Problem description:
Reproduce all of the material exactly as shown.
══ Raw data ══
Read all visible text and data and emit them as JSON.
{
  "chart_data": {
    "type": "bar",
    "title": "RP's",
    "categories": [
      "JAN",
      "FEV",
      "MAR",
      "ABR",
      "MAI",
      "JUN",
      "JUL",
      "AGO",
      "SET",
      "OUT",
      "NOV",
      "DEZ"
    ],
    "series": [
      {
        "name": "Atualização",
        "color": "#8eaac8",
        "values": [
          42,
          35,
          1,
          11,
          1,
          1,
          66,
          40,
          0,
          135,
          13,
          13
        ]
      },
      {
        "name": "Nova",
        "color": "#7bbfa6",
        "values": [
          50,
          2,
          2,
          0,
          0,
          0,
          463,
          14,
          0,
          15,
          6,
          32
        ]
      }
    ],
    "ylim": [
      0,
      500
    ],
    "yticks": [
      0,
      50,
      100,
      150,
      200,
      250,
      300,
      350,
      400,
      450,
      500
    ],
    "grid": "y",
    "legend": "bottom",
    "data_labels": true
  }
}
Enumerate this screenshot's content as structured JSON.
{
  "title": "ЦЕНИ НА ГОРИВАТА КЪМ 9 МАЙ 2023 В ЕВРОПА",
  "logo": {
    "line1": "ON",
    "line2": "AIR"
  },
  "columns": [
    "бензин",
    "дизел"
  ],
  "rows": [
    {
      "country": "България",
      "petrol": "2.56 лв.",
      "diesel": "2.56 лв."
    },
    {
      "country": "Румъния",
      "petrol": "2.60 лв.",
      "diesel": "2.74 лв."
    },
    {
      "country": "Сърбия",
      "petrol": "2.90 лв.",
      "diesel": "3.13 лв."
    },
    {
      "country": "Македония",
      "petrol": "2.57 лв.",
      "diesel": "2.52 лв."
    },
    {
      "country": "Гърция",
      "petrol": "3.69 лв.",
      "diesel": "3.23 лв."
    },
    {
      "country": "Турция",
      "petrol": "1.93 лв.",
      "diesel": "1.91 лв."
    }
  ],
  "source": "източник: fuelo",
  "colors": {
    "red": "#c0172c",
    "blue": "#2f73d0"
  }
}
═══
The response:
Read all visible text and data and emit them as JSON.
{
  "chart_data": {
    "type": "bar",
    "title": "RP's",
    "categories": [
      "JAN",
      "FEV",
      "MAR",
      "ABR",
      "MAI",
      "JUN",
      "JUL",
      "AGO",
      "SET",
      "OUT",
      "NOV",
      "DEZ"
    ],
    "series": [
      {
        "name": "Atualização",
        "color": "#8eaac8",
        "values": [
          42,
          35,
          1,
          11,
          1,
          1,
          66,
          40,
          0,
          135,
          13,
          13
        ]
      },
      {
        "name": "Nova",
        "color": "#7bbfa6",
        "values": [
          50,
          2,
          2,
          0,
          0,
          0,
          463,
          14,
          0,
          15,
          6,
          32
        ]
      }
    ],
    "ylim": [
      0,
      500
    ],
    "yticks": [
      0,
      50,
      100,
      150,
      200,
      250,
      300,
      350,
      400,
      450,
      500
    ],
    "grid": "y",
    "legend": "bottom",
    "data_labels": true
  }
}
Enumerate this screenshot's content as structured JSON.
{
  "title": "ЦЕНИ НА ГОРИВАТА КЪМ 9 МАЙ 2023 В ЕВРОПА",
  "logo": {
    "line1": "ON",
    "line2": "AIR"
  },
  "columns": [
    "бензин",
    "дизел"
  ],
  "rows": [
    {
      "country": "България",
      "petrol": "2.56 лв.",
      "diesel": "2.56 лв."
    },
    {
      "country": "Румъния",
      "petrol": "2.60 лв.",
      "diesel": "2.74 лв."
    },
    {
      "country": "Сърбия",
      "petrol": "2.90 лв.",
      "diesel": "3.13 лв."
    },
    {
      "country": "Македония",
      "petrol": "2.57 лв.",
      "diesel": "2.52 лв."
    },
    {
      "country": "Гърция",
      "petrol": "3.69 лв.",
      "diesel": "3.23 лв."
    },
    {
      "country": "Турция",
      "petrol": "1.93 лв.",
      "diesel": "1.91 лв."
    }
  ],
  "source": "източник: fuelo",
  "colors": {
    "red": "#c0172c",
    "blue": "#2f73d0"
  }
}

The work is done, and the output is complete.